**YOUR GOAL:** Show, in full, each line of the data that contains "sobre".

**PROVIDED RECORDS:**
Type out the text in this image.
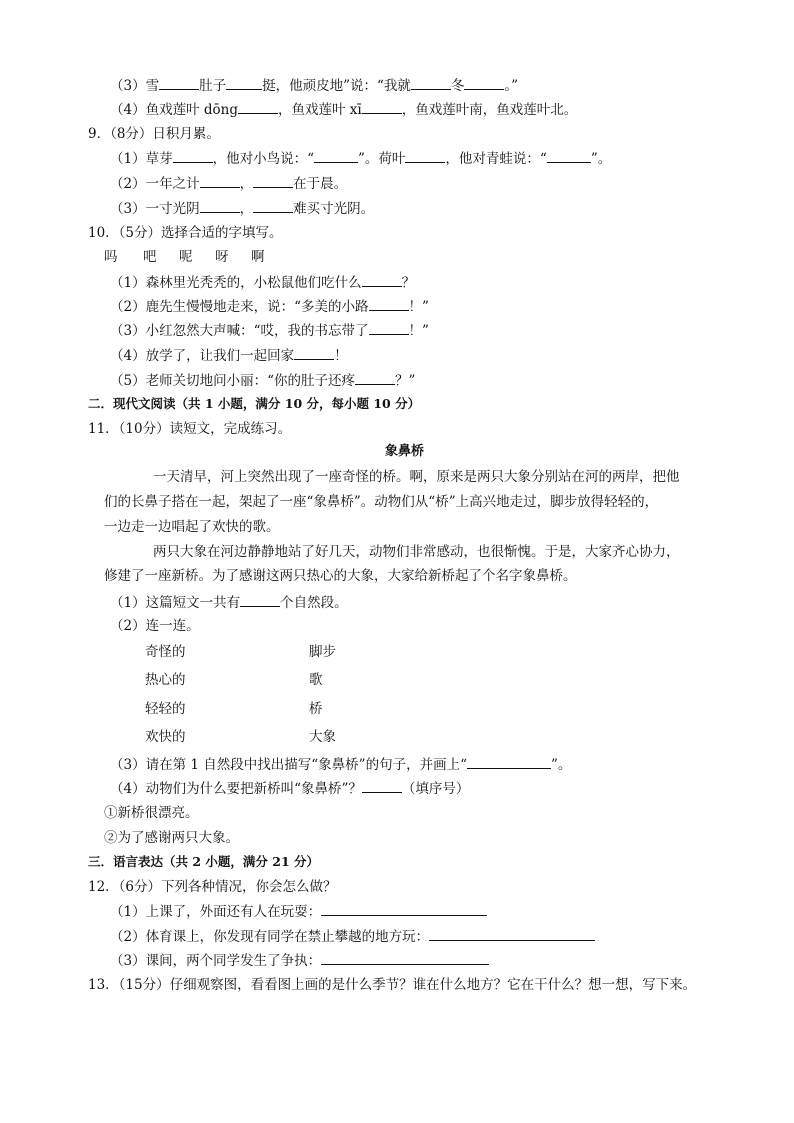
（3）雪	肚子	挺，他顽皮地”说：“我就	冬	。”
（4）鱼戏莲叶 dōng	，鱼戏莲叶 xī	，鱼戏莲叶南，鱼戏莲叶北。
9．（8分）日积月累。
（1）草芽	，他对小鸟说：“	”。荷叶	，他对青蛙说：“	”。
（2）一年之计	，	在于晨。
（3）一寸光阴	，	难买寸光阴。
10．（5分）选择合适的字填写。
吗 吧 呢 呀 啊
（1）森林里光秃秃的，小松鼠他们吃什么	？
（2）鹿先生慢慢地走来，说：“多美的小路	！”
（3）小红忽然大声喊：“哎，我的书忘带了	！”
（4）放学了，让我们一起回家	！
（5）老师关切地问小丽：“你的肚子还疼	？”
二．现代文阅读（共 1 小题，满分 10 分，每小题 10 分）
11．（10分）读短文，完成练习。
象鼻桥
一天清早，河上突然出现了一座奇怪的桥。啊，原来是两只大象分别站在河的两岸，把他
们的长鼻子搭在一起，架起了一座“象鼻桥”。动物们从“桥”上高兴地走过，脚步放得轻轻的，
一边走一边唱起了欢快的歌。
两只大象在河边静静地站了好几天，动物们非常感动，也很惭愧。于是，大家齐心协力，
修建了一座新桥。为了感谢这两只热心的大象，大家给新桥起了个名字象鼻桥。
（1）这篇短文一共有	个自然段。
（2）连一连。
奇怪的	脚步
热心的	歌
轻轻的	桥
欢快的	大象
（3）请在第 1 自然段中找出描写“象鼻桥”的句子，并画上“	”。
（4）动物们为什么要把新桥叫“象鼻桥”？	（填序号）
①新桥很漂亮。
②为了感谢两只大象。
三．语言表达（共 2 小题，满分 21 分）
12．（6分）下列各种情况，你会怎么做？
（1）上课了，外面还有人在玩耍：
（2）体育课上，你发现有同学在禁止攀越的地方玩：
（3）课间，两个同学发生了争执：
13．（15分）仔细观察图，看看图上画的是什么季节？谁在什么地方？它在干什么？想一想，写下来。
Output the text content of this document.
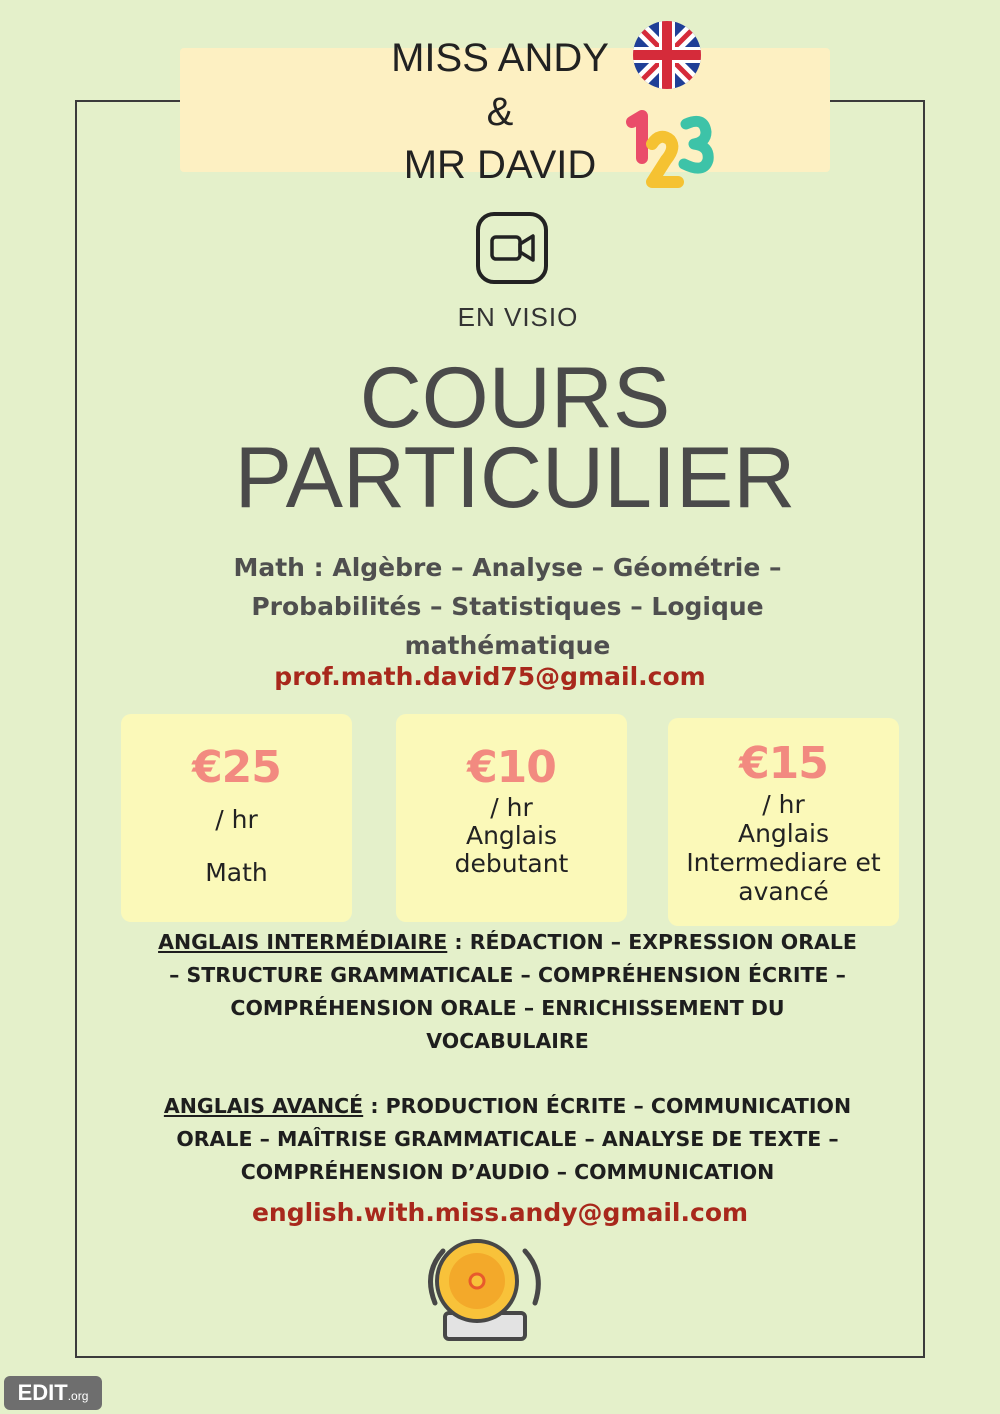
MISS ANDY
&
MR DAVID
EN VISIO
COURS
PARTICULIER
Math : Algèbre – Analyse – Géométrie –
Probabilités – Statistiques – Logique
mathématique
prof.math.david75@gmail.com
€25
/ hr
Math
€10
/ hr
Anglais
debutant
€15
/ hr
Anglais
Intermediare et
avancé
ANGLAIS INTERMÉDIAIRE : RÉDACTION – EXPRESSION ORALE
– STRUCTURE GRAMMATICALE – COMPRÉHENSION ÉCRITE –
COMPRÉHENSION ORALE – ENRICHISSEMENT DU
VOCABULAIRE
ANGLAIS AVANCÉ : PRODUCTION ÉCRITE – COMMUNICATION
ORALE – MAÎTRISE GRAMMATICALE – ANALYSE DE TEXTE –
COMPRÉHENSION D’AUDIO – COMMUNICATION
english.with.miss.andy@gmail.com
EDIT.org
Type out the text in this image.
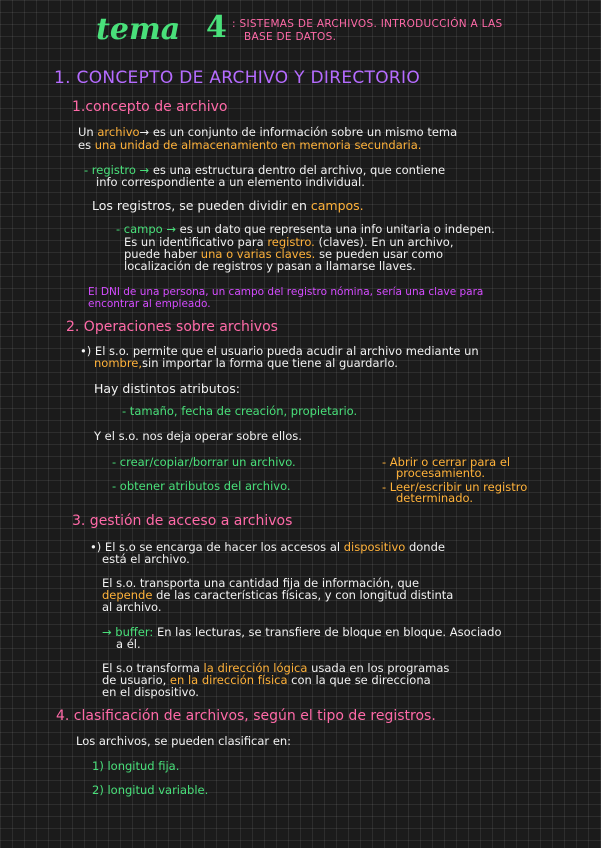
tema 4 : SISTEMAS DE ARCHIVOS. INTRODUCCIÓN A LAS
BASE DE DATOS.
1. CONCEPTO DE ARCHIVO Y DIRECTORIO
1.concepto de archivo
Un archivo→ es un conjunto de información sobre un mismo tema
es una unidad de almacenamiento en memoria secundaria.
- registro → es una estructura dentro del archivo, que contiene
info correspondiente a un elemento individual.
Los registros, se pueden dividir en campos.
- campo → es un dato que representa una info unitaria o indepen.
Es un identificativo para registro. (claves). En un archivo,
puede haber una o varias claves. se pueden usar como
localización de registros y pasan a llamarse llaves.
El DNI de una persona, un campo del registro nómina, sería una clave para
encontrar al empleado.
2. Operaciones sobre archivos
•) El s.o. permite que el usuario pueda acudir al archivo mediante un
nombre,sin importar la forma que tiene al guardarlo.
Hay distintos atributos:
- tamaño, fecha de creación, propietario.
Y el s.o. nos deja operar sobre ellos.
- crear/copiar/borrar un archivo.
- obtener atributos del archivo.
- Abrir o cerrar para el
procesamiento.
- Leer/escribir un registro
determinado.
3. gestión de acceso a archivos
•) El s.o se encarga de hacer los accesos al dispositivo donde
está el archivo.
El s.o. transporta una cantidad fija de información, que
depende de las características físicas, y con longitud distinta
al archivo.
→ buffer: En las lecturas, se transfiere de bloque en bloque. Asociado
a él.
El s.o transforma la dirección lógica usada en los programas
de usuario, en la dirección física con la que se direcciona
en el dispositivo.
4. clasificación de archivos, según el tipo de registros.
Los archivos, se pueden clasificar en:
1) longitud fija.
2) longitud variable.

**COMPLETE ANSWER:**
Un archivo→ es un conjunto de información sobre un mismo tema
2. Operaciones sobre archivos
Y el s.o. nos deja operar sobre ellos.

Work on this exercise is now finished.